:: Supplied records ::

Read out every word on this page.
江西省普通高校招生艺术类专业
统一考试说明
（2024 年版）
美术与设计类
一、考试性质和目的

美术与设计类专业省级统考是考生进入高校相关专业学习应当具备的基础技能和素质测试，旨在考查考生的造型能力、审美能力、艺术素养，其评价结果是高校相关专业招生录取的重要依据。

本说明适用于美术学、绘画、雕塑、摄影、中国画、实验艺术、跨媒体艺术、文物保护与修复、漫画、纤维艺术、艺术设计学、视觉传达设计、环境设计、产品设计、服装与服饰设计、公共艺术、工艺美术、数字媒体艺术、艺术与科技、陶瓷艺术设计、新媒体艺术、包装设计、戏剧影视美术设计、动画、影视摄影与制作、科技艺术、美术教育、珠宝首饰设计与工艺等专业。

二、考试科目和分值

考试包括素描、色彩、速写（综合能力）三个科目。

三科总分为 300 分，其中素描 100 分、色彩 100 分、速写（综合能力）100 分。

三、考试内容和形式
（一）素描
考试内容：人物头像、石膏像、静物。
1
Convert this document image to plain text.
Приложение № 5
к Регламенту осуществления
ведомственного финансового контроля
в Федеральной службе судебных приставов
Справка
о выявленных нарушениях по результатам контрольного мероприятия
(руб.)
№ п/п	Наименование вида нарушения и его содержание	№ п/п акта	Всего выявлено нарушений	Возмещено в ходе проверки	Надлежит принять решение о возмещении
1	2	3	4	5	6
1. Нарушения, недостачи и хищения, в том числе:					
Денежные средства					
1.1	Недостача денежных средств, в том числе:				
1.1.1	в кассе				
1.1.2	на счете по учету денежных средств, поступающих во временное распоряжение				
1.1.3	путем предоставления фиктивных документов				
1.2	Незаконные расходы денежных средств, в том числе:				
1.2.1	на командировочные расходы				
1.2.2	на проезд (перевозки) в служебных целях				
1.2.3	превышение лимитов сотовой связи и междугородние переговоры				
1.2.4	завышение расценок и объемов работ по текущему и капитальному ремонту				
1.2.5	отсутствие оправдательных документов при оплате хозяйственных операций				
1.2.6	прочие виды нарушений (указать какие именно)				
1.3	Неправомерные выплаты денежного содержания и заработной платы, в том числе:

:::

Using the listing above, reproduce each line without omission.

Read out every word on this page.
江西省普通高校招生艺术类专业
统一考试说明
（2024 年版）
美术与设计类
一、考试性质和目的

美术与设计类专业省级统考是考生进入高校相关专业学习应当具备的基础技能和素质测试，旨在考查考生的造型能力、审美能力、艺术素养，其评价结果是高校相关专业招生录取的重要依据。

本说明适用于美术学、绘画、雕塑、摄影、中国画、实验艺术、跨媒体艺术、文物保护与修复、漫画、纤维艺术、艺术设计学、视觉传达设计、环境设计、产品设计、服装与服饰设计、公共艺术、工艺美术、数字媒体艺术、艺术与科技、陶瓷艺术设计、新媒体艺术、包装设计、戏剧影视美术设计、动画、影视摄影与制作、科技艺术、美术教育、珠宝首饰设计与工艺等专业。

二、考试科目和分值

考试包括素描、色彩、速写（综合能力）三个科目。

三科总分为 300 分，其中素描 100 分、色彩 100 分、速写（综合能力）100 分。

三、考试内容和形式
（一）素描
考试内容：人物头像、石膏像、静物。
1
Convert this document image to plain text.
Приложение № 5
к Регламенту осуществления
ведомственного финансового контроля
в Федеральной службе судебных приставов
Справка
о выявленных нарушениях по результатам контрольного мероприятия
(руб.)
№ п/п	Наименование вида нарушения и его содержание	№ п/п акта	Всего выявлено нарушений	Возмещено в ходе проверки	Надлежит принять решение о возмещении
1	2	3	4	5	6
1. Нарушения, недостачи и хищения, в том числе:					
Денежные средства					
1.1	Недостача денежных средств, в том числе:				
1.1.1	в кассе				
1.1.2	на счете по учету денежных средств, поступающих во временное распоряжение				
1.1.3	путем предоставления фиктивных документов				
1.2	Незаконные расходы денежных средств, в том числе:				
1.2.1	на командировочные расходы				
1.2.2	на проезд (перевозки) в служебных целях				
1.2.3	превышение лимитов сотовой связи и междугородние переговоры				
1.2.4	завышение расценок и объемов работ по текущему и капитальному ремонту				
1.2.5	отсутствие оправдательных документов при оплате хозяйственных операций				
1.2.6	прочие виды нарушений (указать какие именно)				
1.3	Неправомерные выплаты денежного содержания и заработной платы, в том числе:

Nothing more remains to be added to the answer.